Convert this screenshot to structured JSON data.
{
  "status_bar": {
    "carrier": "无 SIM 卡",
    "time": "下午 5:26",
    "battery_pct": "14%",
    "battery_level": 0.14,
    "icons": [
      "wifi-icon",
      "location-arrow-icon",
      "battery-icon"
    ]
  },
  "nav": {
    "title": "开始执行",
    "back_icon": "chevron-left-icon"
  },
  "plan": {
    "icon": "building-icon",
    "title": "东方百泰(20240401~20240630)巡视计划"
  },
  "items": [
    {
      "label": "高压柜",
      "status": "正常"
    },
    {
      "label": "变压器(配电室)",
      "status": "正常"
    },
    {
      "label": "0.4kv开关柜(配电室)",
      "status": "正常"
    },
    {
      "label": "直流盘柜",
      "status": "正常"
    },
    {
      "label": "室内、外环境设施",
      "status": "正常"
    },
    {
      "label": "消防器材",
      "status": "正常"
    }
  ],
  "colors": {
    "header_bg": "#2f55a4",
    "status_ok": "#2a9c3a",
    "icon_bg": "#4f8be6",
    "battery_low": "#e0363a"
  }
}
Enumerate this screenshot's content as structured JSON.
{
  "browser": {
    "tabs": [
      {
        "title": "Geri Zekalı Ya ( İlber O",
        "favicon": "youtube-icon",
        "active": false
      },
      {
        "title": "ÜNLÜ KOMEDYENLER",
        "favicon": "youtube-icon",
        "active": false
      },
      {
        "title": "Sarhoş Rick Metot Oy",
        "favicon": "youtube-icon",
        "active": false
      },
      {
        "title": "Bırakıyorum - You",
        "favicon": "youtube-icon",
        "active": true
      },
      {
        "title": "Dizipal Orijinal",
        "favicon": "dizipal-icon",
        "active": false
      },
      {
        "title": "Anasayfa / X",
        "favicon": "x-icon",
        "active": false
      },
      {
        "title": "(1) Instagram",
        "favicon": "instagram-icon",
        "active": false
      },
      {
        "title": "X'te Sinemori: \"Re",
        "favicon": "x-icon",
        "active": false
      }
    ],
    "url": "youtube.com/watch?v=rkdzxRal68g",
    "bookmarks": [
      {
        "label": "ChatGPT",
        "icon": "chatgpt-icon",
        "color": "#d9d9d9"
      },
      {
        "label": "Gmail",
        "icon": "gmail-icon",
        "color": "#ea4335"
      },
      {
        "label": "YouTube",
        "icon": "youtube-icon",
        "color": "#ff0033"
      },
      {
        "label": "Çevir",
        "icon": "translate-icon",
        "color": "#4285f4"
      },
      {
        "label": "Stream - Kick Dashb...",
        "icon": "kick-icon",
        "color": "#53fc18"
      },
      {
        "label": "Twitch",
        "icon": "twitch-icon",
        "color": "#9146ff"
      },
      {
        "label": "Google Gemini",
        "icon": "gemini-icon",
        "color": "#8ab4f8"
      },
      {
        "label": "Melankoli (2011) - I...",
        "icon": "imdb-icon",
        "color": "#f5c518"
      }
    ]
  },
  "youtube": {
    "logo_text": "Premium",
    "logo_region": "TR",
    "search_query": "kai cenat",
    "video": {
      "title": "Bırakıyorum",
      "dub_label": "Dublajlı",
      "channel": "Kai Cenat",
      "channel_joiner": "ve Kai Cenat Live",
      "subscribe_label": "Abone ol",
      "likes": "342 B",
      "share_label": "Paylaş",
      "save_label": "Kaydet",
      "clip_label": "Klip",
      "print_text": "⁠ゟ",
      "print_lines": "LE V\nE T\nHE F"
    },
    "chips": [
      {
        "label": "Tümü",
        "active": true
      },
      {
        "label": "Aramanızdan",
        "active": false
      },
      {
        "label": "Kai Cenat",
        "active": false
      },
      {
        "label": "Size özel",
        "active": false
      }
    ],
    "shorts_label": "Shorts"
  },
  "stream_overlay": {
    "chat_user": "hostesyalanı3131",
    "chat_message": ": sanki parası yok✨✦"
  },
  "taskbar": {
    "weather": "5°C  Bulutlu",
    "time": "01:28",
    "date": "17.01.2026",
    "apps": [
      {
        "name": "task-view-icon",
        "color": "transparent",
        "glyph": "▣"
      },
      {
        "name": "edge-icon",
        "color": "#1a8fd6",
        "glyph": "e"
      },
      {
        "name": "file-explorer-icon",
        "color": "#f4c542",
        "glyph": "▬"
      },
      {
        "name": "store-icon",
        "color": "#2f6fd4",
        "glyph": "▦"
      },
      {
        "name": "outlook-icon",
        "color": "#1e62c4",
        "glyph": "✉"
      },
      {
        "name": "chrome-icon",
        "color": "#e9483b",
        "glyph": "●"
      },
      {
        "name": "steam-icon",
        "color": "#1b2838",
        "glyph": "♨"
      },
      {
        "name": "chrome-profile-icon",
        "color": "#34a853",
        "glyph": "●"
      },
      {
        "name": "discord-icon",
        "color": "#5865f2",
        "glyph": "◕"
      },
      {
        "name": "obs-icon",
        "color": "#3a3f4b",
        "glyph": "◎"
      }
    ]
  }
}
════════
### DIRECTION
Go through the records and print each one exactly.

### TASK OUTPUT
Convert this screenshot to structured JSON data.
{
  "status_bar": {
    "carrier": "无 SIM 卡",
    "time": "下午 5:26",
    "battery_pct": "14%",
    "battery_level": 0.14,
    "icons": [
      "wifi-icon",
      "location-arrow-icon",
      "battery-icon"
    ]
  },
  "nav": {
    "title": "开始执行",
    "back_icon": "chevron-left-icon"
  },
  "plan": {
    "icon": "building-icon",
    "title": "东方百泰(20240401~20240630)巡视计划"
  },
  "items": [
    {
      "label": "高压柜",
      "status": "正常"
    },
    {
      "label": "变压器(配电室)",
      "status": "正常"
    },
    {
      "label": "0.4kv开关柜(配电室)",
      "status": "正常"
    },
    {
      "label": "直流盘柜",
      "status": "正常"
    },
    {
      "label": "室内、外环境设施",
      "status": "正常"
    },
    {
      "label": "消防器材",
      "status": "正常"
    }
  ],
  "colors": {
    "header_bg": "#2f55a4",
    "status_ok": "#2a9c3a",
    "icon_bg": "#4f8be6",
    "battery_low": "#e0363a"
  }
}
Enumerate this screenshot's content as structured JSON.
{
  "browser": {
    "tabs": [
      {
        "title": "Geri Zekalı Ya ( İlber O",
        "favicon": "youtube-icon",
        "active": false
      },
      {
        "title": "ÜNLÜ KOMEDYENLER",
        "favicon": "youtube-icon",
        "active": false
      },
      {
        "title": "Sarhoş Rick Metot Oy",
        "favicon": "youtube-icon",
        "active": false
      },
      {
        "title": "Bırakıyorum - You",
        "favicon": "youtube-icon",
        "active": true
      },
      {
        "title": "Dizipal Orijinal",
        "favicon": "dizipal-icon",
        "active": false
      },
      {
        "title": "Anasayfa / X",
        "favicon": "x-icon",
        "active": false
      },
      {
        "title": "(1) Instagram",
        "favicon": "instagram-icon",
        "active": false
      },
      {
        "title": "X'te Sinemori: \"Re",
        "favicon": "x-icon",
        "active": false
      }
    ],
    "url": "youtube.com/watch?v=rkdzxRal68g",
    "bookmarks": [
      {
        "label": "ChatGPT",
        "icon": "chatgpt-icon",
        "color": "#d9d9d9"
      },
      {
        "label": "Gmail",
        "icon": "gmail-icon",
        "color": "#ea4335"
      },
      {
        "label": "YouTube",
        "icon": "youtube-icon",
        "color": "#ff0033"
      },
      {
        "label": "Çevir",
        "icon": "translate-icon",
        "color": "#4285f4"
      },
      {
        "label": "Stream - Kick Dashb...",
        "icon": "kick-icon",
        "color": "#53fc18"
      },
      {
        "label": "Twitch",
        "icon": "twitch-icon",
        "color": "#9146ff"
      },
      {
        "label": "Google Gemini",
        "icon": "gemini-icon",
        "color": "#8ab4f8"
      },
      {
        "label": "Melankoli (2011) - I...",
        "icon": "imdb-icon",
        "color": "#f5c518"
      }
    ]
  },
  "youtube": {
    "logo_text": "Premium",
    "logo_region": "TR",
    "search_query": "kai cenat",
    "video": {
      "title": "Bırakıyorum",
      "dub_label": "Dublajlı",
      "channel": "Kai Cenat",
      "channel_joiner": "ve Kai Cenat Live",
      "subscribe_label": "Abone ol",
      "likes": "342 B",
      "share_label": "Paylaş",
      "save_label": "Kaydet",
      "clip_label": "Klip",
      "print_text": "⁠ゟ",
      "print_lines": "LE V\nE T\nHE F"
    },
    "chips": [
      {
        "label": "Tümü",
        "active": true
      },
      {
        "label": "Aramanızdan",
        "active": false
      },
      {
        "label": "Kai Cenat",
        "active": false
      },
      {
        "label": "Size özel",
        "active": false
      }
    ],
    "shorts_label": "Shorts"
  },
  "stream_overlay": {
    "chat_user": "hostesyalanı3131",
    "chat_message": ": sanki parası yok✨✦"
  },
  "taskbar": {
    "weather": "5°C  Bulutlu",
    "time": "01:28",
    "date": "17.01.2026",
    "apps": [
      {
        "name": "task-view-icon",
        "color": "transparent",
        "glyph": "▣"
      },
      {
        "name": "edge-icon",
        "color": "#1a8fd6",
        "glyph": "e"
      },
      {
        "name": "file-explorer-icon",
        "color": "#f4c542",
        "glyph": "▬"
      },
      {
        "name": "store-icon",
        "color": "#2f6fd4",
        "glyph": "▦"
      },
      {
        "name": "outlook-icon",
        "color": "#1e62c4",
        "glyph": "✉"
      },
      {
        "name": "chrome-icon",
        "color": "#e9483b",
        "glyph": "●"
      },
      {
        "name": "steam-icon",
        "color": "#1b2838",
        "glyph": "♨"
      },
      {
        "name": "chrome-profile-icon",
        "color": "#34a853",
        "glyph": "●"
      },
      {
        "name": "discord-icon",
        "color": "#5865f2",
        "glyph": "◕"
      },
      {
        "name": "obs-icon",
        "color": "#3a3f4b",
        "glyph": "◎"
      }
    ]
  }
}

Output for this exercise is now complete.